Description of the task: Copy out all of the material exactly.

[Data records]
╭──
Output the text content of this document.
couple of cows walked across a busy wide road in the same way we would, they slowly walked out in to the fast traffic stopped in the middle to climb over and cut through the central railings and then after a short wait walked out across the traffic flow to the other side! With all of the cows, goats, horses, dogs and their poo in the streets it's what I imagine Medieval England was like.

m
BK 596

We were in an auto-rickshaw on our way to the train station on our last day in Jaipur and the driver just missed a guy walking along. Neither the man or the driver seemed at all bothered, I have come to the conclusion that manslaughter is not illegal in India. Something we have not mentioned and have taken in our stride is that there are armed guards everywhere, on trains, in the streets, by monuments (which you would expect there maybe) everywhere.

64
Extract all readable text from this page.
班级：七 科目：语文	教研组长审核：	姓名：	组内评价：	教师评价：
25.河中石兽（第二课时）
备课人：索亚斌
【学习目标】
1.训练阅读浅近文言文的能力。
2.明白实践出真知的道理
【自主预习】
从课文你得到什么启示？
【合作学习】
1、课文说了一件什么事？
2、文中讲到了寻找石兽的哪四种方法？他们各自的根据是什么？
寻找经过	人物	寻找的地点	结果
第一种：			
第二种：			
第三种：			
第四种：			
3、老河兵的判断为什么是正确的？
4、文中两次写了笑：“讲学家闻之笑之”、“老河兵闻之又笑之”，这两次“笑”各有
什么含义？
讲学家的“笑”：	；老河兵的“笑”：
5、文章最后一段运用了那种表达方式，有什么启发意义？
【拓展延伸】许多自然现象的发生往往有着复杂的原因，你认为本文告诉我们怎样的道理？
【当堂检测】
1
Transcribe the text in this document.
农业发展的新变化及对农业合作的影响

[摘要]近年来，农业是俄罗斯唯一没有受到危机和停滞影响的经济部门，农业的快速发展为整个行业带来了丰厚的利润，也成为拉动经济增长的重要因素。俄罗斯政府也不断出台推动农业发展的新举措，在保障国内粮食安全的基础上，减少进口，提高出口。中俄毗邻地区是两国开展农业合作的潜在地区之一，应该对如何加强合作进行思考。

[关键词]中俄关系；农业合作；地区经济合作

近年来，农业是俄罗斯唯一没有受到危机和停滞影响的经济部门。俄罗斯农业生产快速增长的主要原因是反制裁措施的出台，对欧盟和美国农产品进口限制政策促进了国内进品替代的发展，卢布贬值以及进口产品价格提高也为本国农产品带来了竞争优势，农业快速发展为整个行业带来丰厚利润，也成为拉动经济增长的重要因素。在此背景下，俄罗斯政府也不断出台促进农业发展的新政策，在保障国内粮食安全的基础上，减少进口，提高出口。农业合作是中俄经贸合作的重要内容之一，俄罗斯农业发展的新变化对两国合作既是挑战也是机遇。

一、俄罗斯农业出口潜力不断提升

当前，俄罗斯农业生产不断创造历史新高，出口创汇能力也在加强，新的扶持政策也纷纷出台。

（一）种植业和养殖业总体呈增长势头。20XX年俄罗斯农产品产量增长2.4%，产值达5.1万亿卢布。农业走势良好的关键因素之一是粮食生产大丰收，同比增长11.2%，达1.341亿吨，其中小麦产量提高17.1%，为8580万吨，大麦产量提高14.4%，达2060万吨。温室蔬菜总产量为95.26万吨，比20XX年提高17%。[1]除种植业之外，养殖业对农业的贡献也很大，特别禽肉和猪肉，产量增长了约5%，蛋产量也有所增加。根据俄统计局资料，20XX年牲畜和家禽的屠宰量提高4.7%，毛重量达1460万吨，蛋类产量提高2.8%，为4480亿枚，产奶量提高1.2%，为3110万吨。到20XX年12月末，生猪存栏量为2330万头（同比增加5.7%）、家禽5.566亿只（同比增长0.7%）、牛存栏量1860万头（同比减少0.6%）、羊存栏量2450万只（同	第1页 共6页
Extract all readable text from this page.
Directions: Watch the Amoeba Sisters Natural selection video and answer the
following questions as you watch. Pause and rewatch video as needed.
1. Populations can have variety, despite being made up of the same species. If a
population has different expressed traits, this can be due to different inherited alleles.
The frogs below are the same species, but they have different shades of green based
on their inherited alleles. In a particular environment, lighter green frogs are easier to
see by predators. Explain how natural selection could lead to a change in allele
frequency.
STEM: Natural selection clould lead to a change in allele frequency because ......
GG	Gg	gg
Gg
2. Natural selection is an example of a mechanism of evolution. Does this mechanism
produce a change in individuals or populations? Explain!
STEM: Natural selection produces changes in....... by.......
╰──
Output of the exercise:
Output the text content of this document.
couple of cows walked across a busy wide road in the same way we would, they slowly walked out in to the fast traffic stopped in the middle to climb over and cut through the central railings and then after a short wait walked out across the traffic flow to the other side! With all of the cows, goats, horses, dogs and their poo in the streets it's what I imagine Medieval England was like.

m
BK 596

We were in an auto-rickshaw on our way to the train station on our last day in Jaipur and the driver just missed a guy walking along. Neither the man or the driver seemed at all bothered, I have come to the conclusion that manslaughter is not illegal in India. Something we have not mentioned and have taken in our stride is that there are armed guards everywhere, on trains, in the streets, by monuments (which you would expect there maybe) everywhere.

64
Extract all readable text from this page.
班级：七 科目：语文	教研组长审核：	姓名：	组内评价：	教师评价：
25.河中石兽（第二课时）
备课人：索亚斌
【学习目标】
1.训练阅读浅近文言文的能力。
2.明白实践出真知的道理
【自主预习】
从课文你得到什么启示？
【合作学习】
1、课文说了一件什么事？
2、文中讲到了寻找石兽的哪四种方法？他们各自的根据是什么？
寻找经过	人物	寻找的地点	结果
第一种：			
第二种：			
第三种：			
第四种：			
3、老河兵的判断为什么是正确的？
4、文中两次写了笑：“讲学家闻之笑之”、“老河兵闻之又笑之”，这两次“笑”各有
什么含义？
讲学家的“笑”：	；老河兵的“笑”：
5、文章最后一段运用了那种表达方式，有什么启发意义？
【拓展延伸】许多自然现象的发生往往有着复杂的原因，你认为本文告诉我们怎样的道理？
【当堂检测】
1
Transcribe the text in this document.
农业发展的新变化及对农业合作的影响

[摘要]近年来，农业是俄罗斯唯一没有受到危机和停滞影响的经济部门，农业的快速发展为整个行业带来了丰厚的利润，也成为拉动经济增长的重要因素。俄罗斯政府也不断出台推动农业发展的新举措，在保障国内粮食安全的基础上，减少进口，提高出口。中俄毗邻地区是两国开展农业合作的潜在地区之一，应该对如何加强合作进行思考。

[关键词]中俄关系；农业合作；地区经济合作

近年来，农业是俄罗斯唯一没有受到危机和停滞影响的经济部门。俄罗斯农业生产快速增长的主要原因是反制裁措施的出台，对欧盟和美国农产品进口限制政策促进了国内进品替代的发展，卢布贬值以及进口产品价格提高也为本国农产品带来了竞争优势，农业快速发展为整个行业带来丰厚利润，也成为拉动经济增长的重要因素。在此背景下，俄罗斯政府也不断出台促进农业发展的新政策，在保障国内粮食安全的基础上，减少进口，提高出口。农业合作是中俄经贸合作的重要内容之一，俄罗斯农业发展的新变化对两国合作既是挑战也是机遇。

一、俄罗斯农业出口潜力不断提升

当前，俄罗斯农业生产不断创造历史新高，出口创汇能力也在加强，新的扶持政策也纷纷出台。

（一）种植业和养殖业总体呈增长势头。20XX年俄罗斯农产品产量增长2.4%，产值达5.1万亿卢布。农业走势良好的关键因素之一是粮食生产大丰收，同比增长11.2%，达1.341亿吨，其中小麦产量提高17.1%，为8580万吨，大麦产量提高14.4%，达2060万吨。温室蔬菜总产量为95.26万吨，比20XX年提高17%。[1]除种植业之外，养殖业对农业的贡献也很大，特别禽肉和猪肉，产量增长了约5%，蛋产量也有所增加。根据俄统计局资料，20XX年牲畜和家禽的屠宰量提高4.7%，毛重量达1460万吨，蛋类产量提高2.8%，为4480亿枚，产奶量提高1.2%，为3110万吨。到20XX年12月末，生猪存栏量为2330万头（同比增加5.7%）、家禽5.566亿只（同比增长0.7%）、牛存栏量1860万头（同比减少0.6%）、羊存栏量2450万只（同	第1页 共6页
Extract all readable text from this page.
Directions: Watch the Amoeba Sisters Natural selection video and answer the
following questions as you watch. Pause and rewatch video as needed.
1. Populations can have variety, despite being made up of the same species. If a
population has different expressed traits, this can be due to different inherited alleles.
The frogs below are the same species, but they have different shades of green based
on their inherited alleles. In a particular environment, lighter green frogs are easier to
see by predators. Explain how natural selection could lead to a change in allele
frequency.
STEM: Natural selection clould lead to a change in allele frequency because ......
GG	Gg	gg
Gg
2. Natural selection is an example of a mechanism of evolution. Does this mechanism
produce a change in individuals or populations? Explain!
STEM: Natural selection produces changes in....... by.......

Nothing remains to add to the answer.